[Stored data entries]
———

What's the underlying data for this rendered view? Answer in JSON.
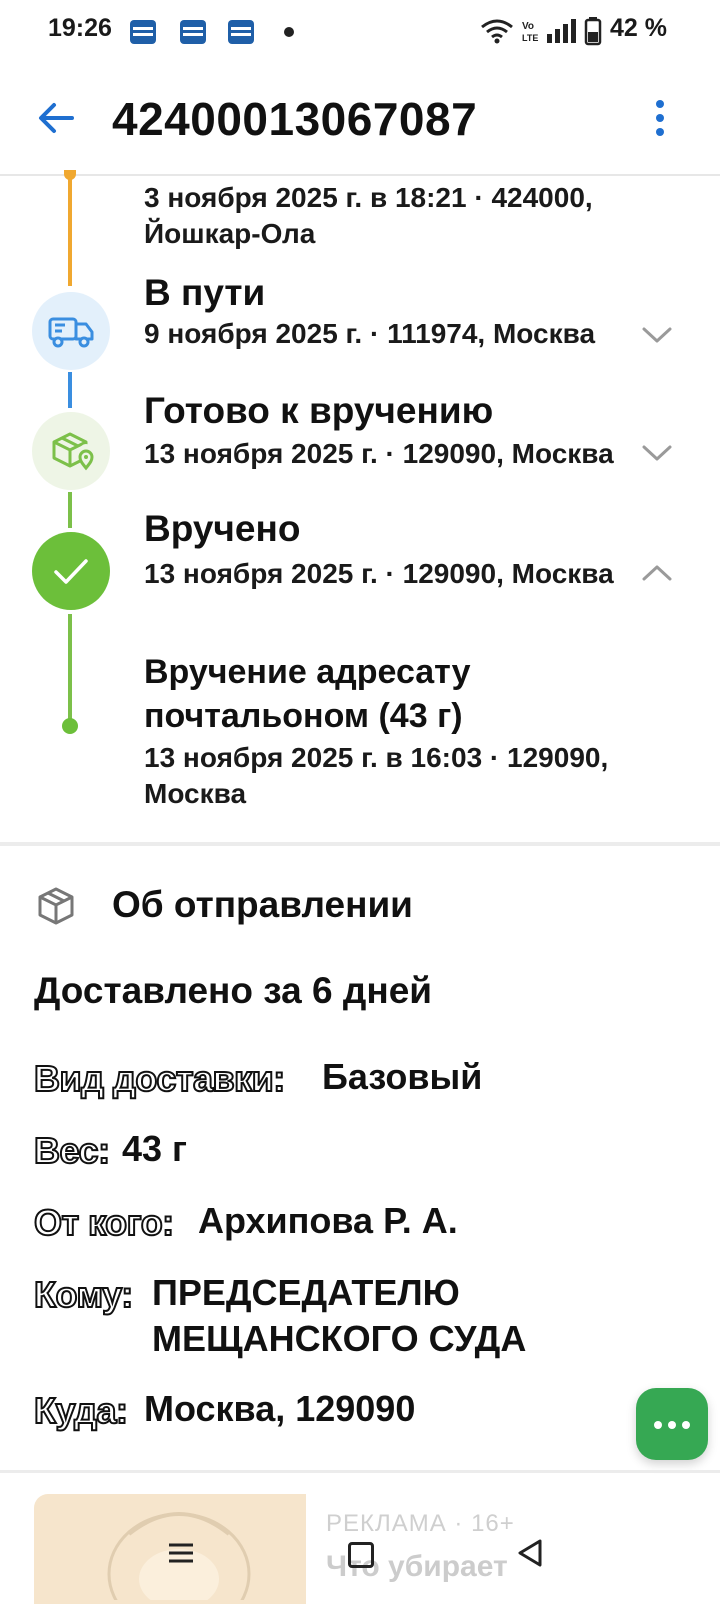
{
  "status_bar": {
    "time": "19:26",
    "battery": "42 %",
    "notification_icons": [
      "news-app-icon",
      "news-app-icon",
      "news-app-icon"
    ]
  },
  "header": {
    "title": "42400013067087",
    "back_icon": "arrow-left-icon",
    "menu_icon": "more-vert-icon"
  },
  "timeline": {
    "events": [
      {
        "title": "",
        "meta": "3 ноября 2025 г. в 18:21 · 424000, Йошкар-Ола",
        "color": "#f0a830"
      },
      {
        "title": "В пути",
        "meta": "9 ноября 2025 г. · 111974, Москва",
        "icon": "truck-icon",
        "expanded": false
      },
      {
        "title": "Готово к вручению",
        "meta": "13 ноября 2025 г. · 129090, Москва",
        "icon": "package-location-icon",
        "expanded": false
      },
      {
        "title": "Вручено",
        "meta": "13 ноября 2025 г. · 129090, Москва",
        "icon": "check-icon",
        "expanded": true
      }
    ],
    "detail": {
      "title": "Вручение адресату почтальоном (43 г)",
      "meta": "13 ноября 2025 г. в 16:03 · 129090, Москва"
    }
  },
  "about": {
    "title": "Об отправлении",
    "delivered": "Доставлено за 6 дней",
    "rows": [
      {
        "label": "Вид доставки:",
        "value": "Базовый"
      },
      {
        "label": "Вес:",
        "value": "43 г"
      },
      {
        "label": "От кого:",
        "value": "Архипова Р. А."
      },
      {
        "label": "Кому:",
        "value": "ПРЕДСЕДАТЕЛЮ МЕЩАНСКОГО СУДА"
      },
      {
        "label": "Куда:",
        "value": "Москва, 129090"
      }
    ]
  },
  "ad": {
    "label": "РЕКЛАМА · 16+",
    "headline": "Что убирает"
  },
  "colors": {
    "accent_blue": "#1f6fd0",
    "success_green": "#6cbf3a",
    "fab_green": "#36a853",
    "orange": "#f0a830"
  }
}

———

Requirement - Provide only the count of lines in the data above that include the string "value".

The solution - 5